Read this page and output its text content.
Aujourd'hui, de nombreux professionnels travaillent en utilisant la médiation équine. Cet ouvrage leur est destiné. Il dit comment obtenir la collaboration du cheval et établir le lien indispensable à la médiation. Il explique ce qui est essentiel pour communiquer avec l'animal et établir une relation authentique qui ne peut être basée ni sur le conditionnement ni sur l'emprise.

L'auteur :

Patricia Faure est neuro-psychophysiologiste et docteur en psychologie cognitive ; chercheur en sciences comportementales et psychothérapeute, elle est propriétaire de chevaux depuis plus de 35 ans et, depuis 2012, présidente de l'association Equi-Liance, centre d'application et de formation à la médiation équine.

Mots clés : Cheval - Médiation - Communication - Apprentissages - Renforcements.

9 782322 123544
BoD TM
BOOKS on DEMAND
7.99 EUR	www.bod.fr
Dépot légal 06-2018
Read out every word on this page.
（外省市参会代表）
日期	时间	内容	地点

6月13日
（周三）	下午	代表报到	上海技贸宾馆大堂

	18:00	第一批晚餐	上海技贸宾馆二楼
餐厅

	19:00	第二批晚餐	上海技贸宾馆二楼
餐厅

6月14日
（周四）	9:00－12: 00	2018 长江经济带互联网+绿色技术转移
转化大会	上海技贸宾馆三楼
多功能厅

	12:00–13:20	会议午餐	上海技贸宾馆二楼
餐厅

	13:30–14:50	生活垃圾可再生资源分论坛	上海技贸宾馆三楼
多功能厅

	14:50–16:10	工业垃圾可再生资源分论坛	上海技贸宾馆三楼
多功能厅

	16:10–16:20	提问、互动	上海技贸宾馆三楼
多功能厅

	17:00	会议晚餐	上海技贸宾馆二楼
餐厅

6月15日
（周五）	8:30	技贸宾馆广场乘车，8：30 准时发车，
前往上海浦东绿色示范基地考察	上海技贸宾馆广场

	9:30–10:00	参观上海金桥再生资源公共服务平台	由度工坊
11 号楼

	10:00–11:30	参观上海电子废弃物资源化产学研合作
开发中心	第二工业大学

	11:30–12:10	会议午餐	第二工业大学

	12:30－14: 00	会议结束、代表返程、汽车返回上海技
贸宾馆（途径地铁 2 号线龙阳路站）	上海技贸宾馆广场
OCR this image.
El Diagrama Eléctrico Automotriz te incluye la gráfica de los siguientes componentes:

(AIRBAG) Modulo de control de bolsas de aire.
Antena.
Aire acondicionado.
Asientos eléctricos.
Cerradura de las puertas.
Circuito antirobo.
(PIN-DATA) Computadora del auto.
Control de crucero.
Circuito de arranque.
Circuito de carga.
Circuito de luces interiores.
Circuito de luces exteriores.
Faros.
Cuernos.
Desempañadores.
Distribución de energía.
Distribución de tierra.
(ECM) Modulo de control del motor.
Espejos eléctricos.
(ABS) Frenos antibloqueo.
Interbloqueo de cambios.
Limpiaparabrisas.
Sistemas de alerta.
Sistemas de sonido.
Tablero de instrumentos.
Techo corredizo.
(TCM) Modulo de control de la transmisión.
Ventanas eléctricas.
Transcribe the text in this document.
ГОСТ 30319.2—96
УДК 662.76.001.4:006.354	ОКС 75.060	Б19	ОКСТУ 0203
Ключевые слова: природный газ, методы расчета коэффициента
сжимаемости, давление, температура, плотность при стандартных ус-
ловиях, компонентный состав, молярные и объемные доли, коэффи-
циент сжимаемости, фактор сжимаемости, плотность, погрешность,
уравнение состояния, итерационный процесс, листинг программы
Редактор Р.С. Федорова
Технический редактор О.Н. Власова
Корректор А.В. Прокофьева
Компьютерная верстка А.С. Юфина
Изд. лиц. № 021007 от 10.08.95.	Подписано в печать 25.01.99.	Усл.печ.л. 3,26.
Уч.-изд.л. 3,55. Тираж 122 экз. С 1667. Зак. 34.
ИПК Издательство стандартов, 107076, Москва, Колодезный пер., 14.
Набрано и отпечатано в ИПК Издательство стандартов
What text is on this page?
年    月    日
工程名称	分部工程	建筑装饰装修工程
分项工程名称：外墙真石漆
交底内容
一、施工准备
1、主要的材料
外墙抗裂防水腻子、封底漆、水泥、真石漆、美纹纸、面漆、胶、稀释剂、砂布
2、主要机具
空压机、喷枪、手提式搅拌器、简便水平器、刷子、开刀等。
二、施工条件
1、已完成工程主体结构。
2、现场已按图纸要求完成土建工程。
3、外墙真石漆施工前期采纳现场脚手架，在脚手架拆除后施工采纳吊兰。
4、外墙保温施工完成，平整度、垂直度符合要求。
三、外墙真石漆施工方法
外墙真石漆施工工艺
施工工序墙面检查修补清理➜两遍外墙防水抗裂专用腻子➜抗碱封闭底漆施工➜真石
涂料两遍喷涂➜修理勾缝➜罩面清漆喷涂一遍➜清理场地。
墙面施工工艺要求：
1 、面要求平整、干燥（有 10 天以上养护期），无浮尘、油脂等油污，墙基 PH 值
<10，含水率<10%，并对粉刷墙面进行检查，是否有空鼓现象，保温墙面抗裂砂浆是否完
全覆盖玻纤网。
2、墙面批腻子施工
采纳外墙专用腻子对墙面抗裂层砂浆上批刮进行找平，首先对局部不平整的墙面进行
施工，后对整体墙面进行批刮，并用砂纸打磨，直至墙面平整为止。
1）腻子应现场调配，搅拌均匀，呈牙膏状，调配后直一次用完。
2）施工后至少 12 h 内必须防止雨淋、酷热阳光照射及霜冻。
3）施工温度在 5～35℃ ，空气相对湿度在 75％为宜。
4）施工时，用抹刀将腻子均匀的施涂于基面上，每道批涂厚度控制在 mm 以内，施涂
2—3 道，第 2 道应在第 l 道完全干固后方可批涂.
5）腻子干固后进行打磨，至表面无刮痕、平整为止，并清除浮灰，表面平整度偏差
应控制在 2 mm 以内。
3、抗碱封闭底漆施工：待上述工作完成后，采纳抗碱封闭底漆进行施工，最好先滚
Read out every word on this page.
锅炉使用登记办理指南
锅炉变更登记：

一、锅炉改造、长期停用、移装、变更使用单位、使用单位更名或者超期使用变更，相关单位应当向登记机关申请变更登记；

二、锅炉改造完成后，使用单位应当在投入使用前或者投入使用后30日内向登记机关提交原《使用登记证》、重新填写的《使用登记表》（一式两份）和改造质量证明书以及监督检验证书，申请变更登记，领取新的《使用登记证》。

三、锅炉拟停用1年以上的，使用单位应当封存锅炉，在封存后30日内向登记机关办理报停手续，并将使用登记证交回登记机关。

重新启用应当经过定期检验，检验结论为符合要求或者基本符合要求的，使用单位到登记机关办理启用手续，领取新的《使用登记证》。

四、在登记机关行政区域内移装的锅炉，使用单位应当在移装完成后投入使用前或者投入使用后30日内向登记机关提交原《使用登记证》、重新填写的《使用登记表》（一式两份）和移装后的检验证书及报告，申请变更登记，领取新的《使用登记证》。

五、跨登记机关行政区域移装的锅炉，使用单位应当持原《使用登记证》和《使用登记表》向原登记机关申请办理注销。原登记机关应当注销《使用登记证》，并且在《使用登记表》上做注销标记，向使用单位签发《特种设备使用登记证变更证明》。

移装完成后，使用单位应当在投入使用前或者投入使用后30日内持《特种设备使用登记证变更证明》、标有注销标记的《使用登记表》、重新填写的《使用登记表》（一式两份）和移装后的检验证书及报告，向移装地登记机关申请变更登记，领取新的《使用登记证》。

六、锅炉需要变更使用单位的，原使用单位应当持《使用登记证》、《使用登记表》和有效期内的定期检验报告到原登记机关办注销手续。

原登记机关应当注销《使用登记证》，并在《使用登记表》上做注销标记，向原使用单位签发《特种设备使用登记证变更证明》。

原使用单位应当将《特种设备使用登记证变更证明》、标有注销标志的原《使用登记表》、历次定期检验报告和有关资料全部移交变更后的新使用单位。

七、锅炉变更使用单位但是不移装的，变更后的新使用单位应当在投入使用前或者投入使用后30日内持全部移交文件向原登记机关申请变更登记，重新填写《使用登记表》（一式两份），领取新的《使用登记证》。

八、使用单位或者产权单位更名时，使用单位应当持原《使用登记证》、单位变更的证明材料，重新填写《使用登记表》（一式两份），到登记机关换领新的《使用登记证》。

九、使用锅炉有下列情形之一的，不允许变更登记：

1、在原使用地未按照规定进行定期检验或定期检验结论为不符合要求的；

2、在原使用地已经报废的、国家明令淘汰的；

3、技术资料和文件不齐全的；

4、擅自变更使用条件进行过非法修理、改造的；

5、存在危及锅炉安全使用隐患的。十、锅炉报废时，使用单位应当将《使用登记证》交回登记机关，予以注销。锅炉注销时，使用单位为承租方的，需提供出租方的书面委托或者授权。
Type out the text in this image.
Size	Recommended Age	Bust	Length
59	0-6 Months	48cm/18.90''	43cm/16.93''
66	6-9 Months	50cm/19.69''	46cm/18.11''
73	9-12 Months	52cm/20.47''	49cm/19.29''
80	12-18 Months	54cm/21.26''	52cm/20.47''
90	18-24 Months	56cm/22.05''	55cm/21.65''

Task details —
Set down, exactly and in full, the lines from the one containing "Type out the text in this image." through the end of the entries; no other line belongs.

Output —
Type out the text in this image.
Size	Recommended Age	Bust	Length
59	0-6 Months	48cm/18.90''	43cm/16.93''
66	6-9 Months	50cm/19.69''	46cm/18.11''
73	9-12 Months	52cm/20.47''	49cm/19.29''
80	12-18 Months	54cm/21.26''	52cm/20.47''
90	18-24 Months	56cm/22.05''	55cm/21.65''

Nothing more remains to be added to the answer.